# WHAT YOU SHOULD DO:
Exclude the pictures; give every entry again exactly as written.

(Items from a dataset)
-*-

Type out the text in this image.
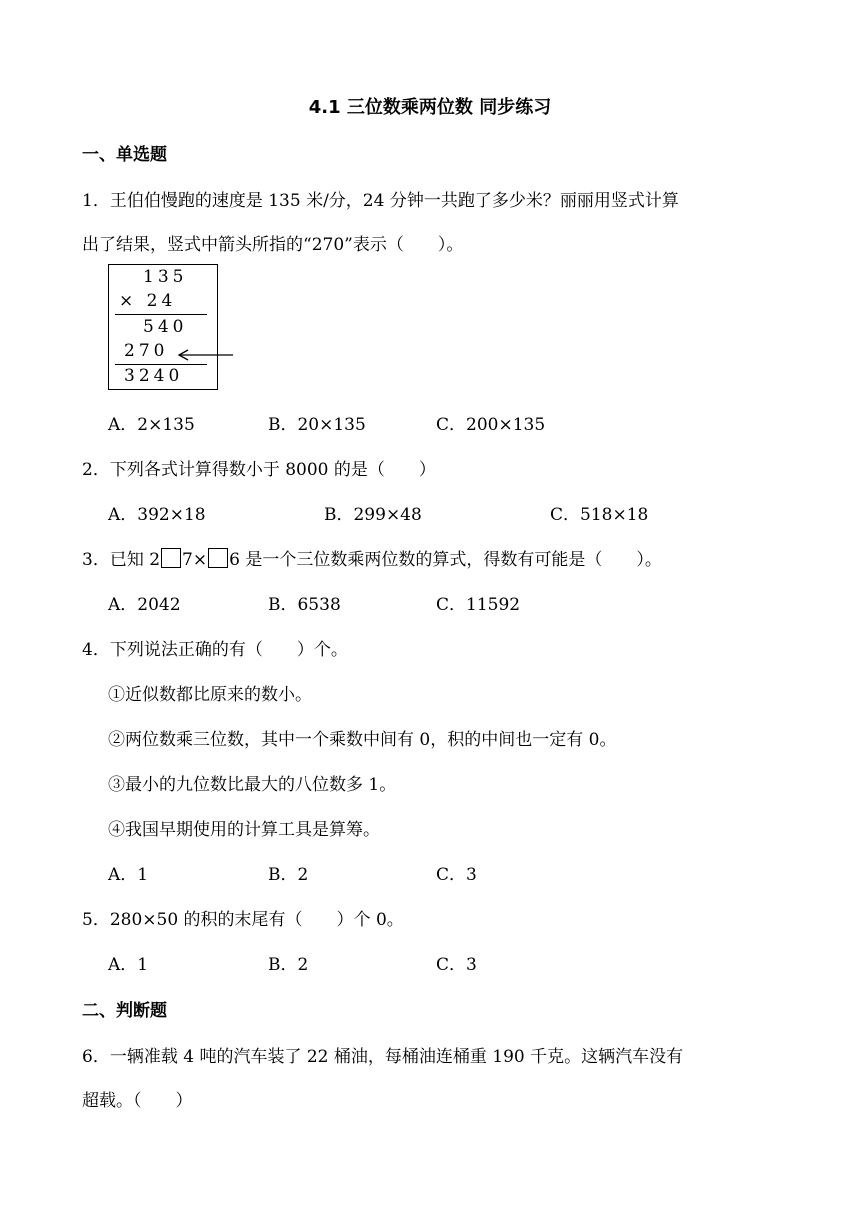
4.1 三位数乘两位数 同步练习
一、单选题
1．王伯伯慢跑的速度是 135 米/分，24 分钟一共跑了多少米？丽丽用竖式计算
出了结果，竖式中箭头所指的“270”表示（　　）。
135
× 24
540
270
3240
A．2×135	B．20×135	C．200×135
2．下列各式计算得数小于 8000 的是（　　）
A．392×18	B．299×48	C．518×18
3．已知 2 7× 6 是一个三位数乘两位数的算式，得数有可能是（　　）。
A．2042	B．6538	C．11592
4．下列说法正确的有（　　）个。
①近似数都比原来的数小。
②两位数乘三位数，其中一个乘数中间有 0，积的中间也一定有 0。
③最小的九位数比最大的八位数多 1。
④我国早期使用的计算工具是算筹。
A．1	B．2	C．3
5．280×50 的积的末尾有（　　）个 0。
A．1	B．2	C．3
二、判断题
6．一辆准载 4 吨的汽车装了 22 桶油，每桶油连桶重 190 千克。这辆汽车没有
超载。（　　）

-*-

# SOLUTION:
Type out the text in this image.
4.1 三位数乘两位数 同步练习
一、单选题
1．王伯伯慢跑的速度是 135 米/分，24 分钟一共跑了多少米？丽丽用竖式计算
出了结果，竖式中箭头所指的“270”表示（　　）。
135
× 24
540
270
3240
A．2×135	B．20×135	C．200×135
2．下列各式计算得数小于 8000 的是（　　）
A．392×18	B．299×48	C．518×18
3．已知 2 7× 6 是一个三位数乘两位数的算式，得数有可能是（　　）。
A．2042	B．6538	C．11592
4．下列说法正确的有（　　）个。
①近似数都比原来的数小。
②两位数乘三位数，其中一个乘数中间有 0，积的中间也一定有 0。
③最小的九位数比最大的八位数多 1。
④我国早期使用的计算工具是算筹。
A．1	B．2	C．3
5．280×50 的积的末尾有（　　）个 0。
A．1	B．2	C．3
二、判断题
6．一辆准载 4 吨的汽车装了 22 桶油，每桶油连桶重 190 千克。这辆汽车没有
超载。（　　）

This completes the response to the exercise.